* [Exercise material]
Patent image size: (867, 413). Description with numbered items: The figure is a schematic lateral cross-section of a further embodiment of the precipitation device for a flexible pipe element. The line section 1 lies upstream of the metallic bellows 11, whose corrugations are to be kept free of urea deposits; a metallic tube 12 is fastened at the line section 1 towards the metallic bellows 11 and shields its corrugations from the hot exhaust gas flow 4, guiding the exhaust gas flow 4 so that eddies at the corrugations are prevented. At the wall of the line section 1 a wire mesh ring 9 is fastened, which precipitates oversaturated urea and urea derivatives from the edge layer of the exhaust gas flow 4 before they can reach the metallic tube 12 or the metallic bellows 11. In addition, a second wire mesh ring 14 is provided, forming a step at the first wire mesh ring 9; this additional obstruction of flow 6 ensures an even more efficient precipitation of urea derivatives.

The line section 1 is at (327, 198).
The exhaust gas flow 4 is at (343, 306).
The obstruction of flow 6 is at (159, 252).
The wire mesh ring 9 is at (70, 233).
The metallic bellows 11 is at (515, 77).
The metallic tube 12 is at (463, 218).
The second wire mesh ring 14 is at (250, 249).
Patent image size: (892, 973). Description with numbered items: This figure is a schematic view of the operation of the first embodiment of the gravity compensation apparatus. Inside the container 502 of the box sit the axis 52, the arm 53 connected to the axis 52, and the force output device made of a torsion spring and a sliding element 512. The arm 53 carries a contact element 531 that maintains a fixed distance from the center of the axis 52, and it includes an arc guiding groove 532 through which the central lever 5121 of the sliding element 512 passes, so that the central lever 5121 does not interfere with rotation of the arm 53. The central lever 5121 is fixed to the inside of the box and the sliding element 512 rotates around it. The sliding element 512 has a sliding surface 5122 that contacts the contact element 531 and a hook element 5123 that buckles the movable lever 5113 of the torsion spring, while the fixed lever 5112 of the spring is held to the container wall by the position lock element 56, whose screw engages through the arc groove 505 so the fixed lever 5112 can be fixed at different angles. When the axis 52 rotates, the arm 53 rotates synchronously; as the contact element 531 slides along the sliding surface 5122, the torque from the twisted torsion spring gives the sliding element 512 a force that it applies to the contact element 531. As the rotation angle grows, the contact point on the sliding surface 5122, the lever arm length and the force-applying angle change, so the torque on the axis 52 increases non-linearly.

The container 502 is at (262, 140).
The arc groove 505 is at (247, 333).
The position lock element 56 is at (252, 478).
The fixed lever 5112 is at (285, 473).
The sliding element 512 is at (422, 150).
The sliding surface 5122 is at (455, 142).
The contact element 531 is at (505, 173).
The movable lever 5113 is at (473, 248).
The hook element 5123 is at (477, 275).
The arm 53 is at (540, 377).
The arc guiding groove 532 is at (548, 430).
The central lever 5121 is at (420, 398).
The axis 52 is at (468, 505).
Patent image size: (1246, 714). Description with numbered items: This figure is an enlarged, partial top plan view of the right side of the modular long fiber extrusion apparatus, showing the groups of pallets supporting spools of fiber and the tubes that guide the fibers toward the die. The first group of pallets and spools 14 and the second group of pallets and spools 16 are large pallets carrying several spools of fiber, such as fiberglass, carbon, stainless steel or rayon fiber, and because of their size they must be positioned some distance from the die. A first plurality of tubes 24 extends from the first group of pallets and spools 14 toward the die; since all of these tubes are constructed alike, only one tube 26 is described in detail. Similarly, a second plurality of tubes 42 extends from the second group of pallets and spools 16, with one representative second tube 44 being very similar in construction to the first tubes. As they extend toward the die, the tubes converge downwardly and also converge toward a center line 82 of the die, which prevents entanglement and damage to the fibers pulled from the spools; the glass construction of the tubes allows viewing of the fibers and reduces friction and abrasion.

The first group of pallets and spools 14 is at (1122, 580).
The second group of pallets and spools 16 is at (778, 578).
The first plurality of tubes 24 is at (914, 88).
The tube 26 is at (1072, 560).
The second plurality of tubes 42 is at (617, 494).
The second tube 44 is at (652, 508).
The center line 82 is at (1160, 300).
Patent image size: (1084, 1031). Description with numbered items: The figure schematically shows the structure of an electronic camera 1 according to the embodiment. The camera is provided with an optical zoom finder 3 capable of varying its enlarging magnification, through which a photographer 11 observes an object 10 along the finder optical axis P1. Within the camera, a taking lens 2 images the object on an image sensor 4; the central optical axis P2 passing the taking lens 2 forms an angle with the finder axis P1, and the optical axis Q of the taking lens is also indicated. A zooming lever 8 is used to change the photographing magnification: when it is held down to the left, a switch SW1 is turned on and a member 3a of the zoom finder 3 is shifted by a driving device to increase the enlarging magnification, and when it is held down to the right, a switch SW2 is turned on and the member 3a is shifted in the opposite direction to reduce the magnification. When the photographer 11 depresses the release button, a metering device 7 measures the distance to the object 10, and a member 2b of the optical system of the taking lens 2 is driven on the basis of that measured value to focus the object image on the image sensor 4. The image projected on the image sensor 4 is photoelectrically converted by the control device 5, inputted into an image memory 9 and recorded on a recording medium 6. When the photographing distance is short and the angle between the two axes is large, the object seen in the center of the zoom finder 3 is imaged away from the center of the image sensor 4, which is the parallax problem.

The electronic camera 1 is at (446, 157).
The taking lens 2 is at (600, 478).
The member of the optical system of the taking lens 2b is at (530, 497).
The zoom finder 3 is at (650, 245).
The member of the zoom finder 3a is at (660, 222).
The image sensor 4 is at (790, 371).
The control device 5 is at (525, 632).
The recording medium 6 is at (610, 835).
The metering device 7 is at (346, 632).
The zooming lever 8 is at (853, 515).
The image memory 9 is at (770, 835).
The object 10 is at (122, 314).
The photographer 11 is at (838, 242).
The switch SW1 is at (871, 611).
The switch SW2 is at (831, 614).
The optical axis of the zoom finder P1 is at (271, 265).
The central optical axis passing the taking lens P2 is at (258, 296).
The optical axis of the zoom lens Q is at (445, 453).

* [Task instructions] Reproduce all of the entries above word for word, line by line.

* [Solved problem]
Patent image size: (867, 413). Description with numbered items: The figure is a schematic lateral cross-section of a further embodiment of the precipitation device for a flexible pipe element. The line section 1 lies upstream of the metallic bellows 11, whose corrugations are to be kept free of urea deposits; a metallic tube 12 is fastened at the line section 1 towards the metallic bellows 11 and shields its corrugations from the hot exhaust gas flow 4, guiding the exhaust gas flow 4 so that eddies at the corrugations are prevented. At the wall of the line section 1 a wire mesh ring 9 is fastened, which precipitates oversaturated urea and urea derivatives from the edge layer of the exhaust gas flow 4 before they can reach the metallic tube 12 or the metallic bellows 11. In addition, a second wire mesh ring 14 is provided, forming a step at the first wire mesh ring 9; this additional obstruction of flow 6 ensures an even more efficient precipitation of urea derivatives.

The line section 1 is at (327, 198).
The exhaust gas flow 4 is at (343, 306).
The obstruction of flow 6 is at (159, 252).
The wire mesh ring 9 is at (70, 233).
The metallic bellows 11 is at (515, 77).
The metallic tube 12 is at (463, 218).
The second wire mesh ring 14 is at (250, 249).
Patent image size: (892, 973). Description with numbered items: This figure is a schematic view of the operation of the first embodiment of the gravity compensation apparatus. Inside the container 502 of the box sit the axis 52, the arm 53 connected to the axis 52, and the force output device made of a torsion spring and a sliding element 512. The arm 53 carries a contact element 531 that maintains a fixed distance from the center of the axis 52, and it includes an arc guiding groove 532 through which the central lever 5121 of the sliding element 512 passes, so that the central lever 5121 does not interfere with rotation of the arm 53. The central lever 5121 is fixed to the inside of the box and the sliding element 512 rotates around it. The sliding element 512 has a sliding surface 5122 that contacts the contact element 531 and a hook element 5123 that buckles the movable lever 5113 of the torsion spring, while the fixed lever 5112 of the spring is held to the container wall by the position lock element 56, whose screw engages through the arc groove 505 so the fixed lever 5112 can be fixed at different angles. When the axis 52 rotates, the arm 53 rotates synchronously; as the contact element 531 slides along the sliding surface 5122, the torque from the twisted torsion spring gives the sliding element 512 a force that it applies to the contact element 531. As the rotation angle grows, the contact point on the sliding surface 5122, the lever arm length and the force-applying angle change, so the torque on the axis 52 increases non-linearly.

The container 502 is at (262, 140).
The arc groove 505 is at (247, 333).
The position lock element 56 is at (252, 478).
The fixed lever 5112 is at (285, 473).
The sliding element 512 is at (422, 150).
The sliding surface 5122 is at (455, 142).
The contact element 531 is at (505, 173).
The movable lever 5113 is at (473, 248).
The hook element 5123 is at (477, 275).
The arm 53 is at (540, 377).
The arc guiding groove 532 is at (548, 430).
The central lever 5121 is at (420, 398).
The axis 52 is at (468, 505).
Patent image size: (1246, 714). Description with numbered items: This figure is an enlarged, partial top plan view of the right side of the modular long fiber extrusion apparatus, showing the groups of pallets supporting spools of fiber and the tubes that guide the fibers toward the die. The first group of pallets and spools 14 and the second group of pallets and spools 16 are large pallets carrying several spools of fiber, such as fiberglass, carbon, stainless steel or rayon fiber, and because of their size they must be positioned some distance from the die. A first plurality of tubes 24 extends from the first group of pallets and spools 14 toward the die; since all of these tubes are constructed alike, only one tube 26 is described in detail. Similarly, a second plurality of tubes 42 extends from the second group of pallets and spools 16, with one representative second tube 44 being very similar in construction to the first tubes. As they extend toward the die, the tubes converge downwardly and also converge toward a center line 82 of the die, which prevents entanglement and damage to the fibers pulled from the spools; the glass construction of the tubes allows viewing of the fibers and reduces friction and abrasion.

The first group of pallets and spools 14 is at (1122, 580).
The second group of pallets and spools 16 is at (778, 578).
The first plurality of tubes 24 is at (914, 88).
The tube 26 is at (1072, 560).
The second plurality of tubes 42 is at (617, 494).
The second tube 44 is at (652, 508).
The center line 82 is at (1160, 300).
Patent image size: (1084, 1031). Description with numbered items: The figure schematically shows the structure of an electronic camera 1 according to the embodiment. The camera is provided with an optical zoom finder 3 capable of varying its enlarging magnification, through which a photographer 11 observes an object 10 along the finder optical axis P1. Within the camera, a taking lens 2 images the object on an image sensor 4; the central optical axis P2 passing the taking lens 2 forms an angle with the finder axis P1, and the optical axis Q of the taking lens is also indicated. A zooming lever 8 is used to change the photographing magnification: when it is held down to the left, a switch SW1 is turned on and a member 3a of the zoom finder 3 is shifted by a driving device to increase the enlarging magnification, and when it is held down to the right, a switch SW2 is turned on and the member 3a is shifted in the opposite direction to reduce the magnification. When the photographer 11 depresses the release button, a metering device 7 measures the distance to the object 10, and a member 2b of the optical system of the taking lens 2 is driven on the basis of that measured value to focus the object image on the image sensor 4. The image projected on the image sensor 4 is photoelectrically converted by the control device 5, inputted into an image memory 9 and recorded on a recording medium 6. When the photographing distance is short and the angle between the two axes is large, the object seen in the center of the zoom finder 3 is imaged away from the center of the image sensor 4, which is the parallax problem.

The electronic camera 1 is at (446, 157).
The taking lens 2 is at (600, 478).
The member of the optical system of the taking lens 2b is at (530, 497).
The zoom finder 3 is at (650, 245).
The member of the zoom finder 3a is at (660, 222).
The image sensor 4 is at (790, 371).
The control device 5 is at (525, 632).
The recording medium 6 is at (610, 835).
The metering device 7 is at (346, 632).
The zooming lever 8 is at (853, 515).
The image memory 9 is at (770, 835).
The object 10 is at (122, 314).
The photographer 11 is at (838, 242).
The switch SW1 is at (871, 611).
The switch SW2 is at (831, 614).
The optical axis of the zoom finder P1 is at (271, 265).
The central optical axis passing the taking lens P2 is at (258, 296).
The optical axis of the zoom lens Q is at (445, 453).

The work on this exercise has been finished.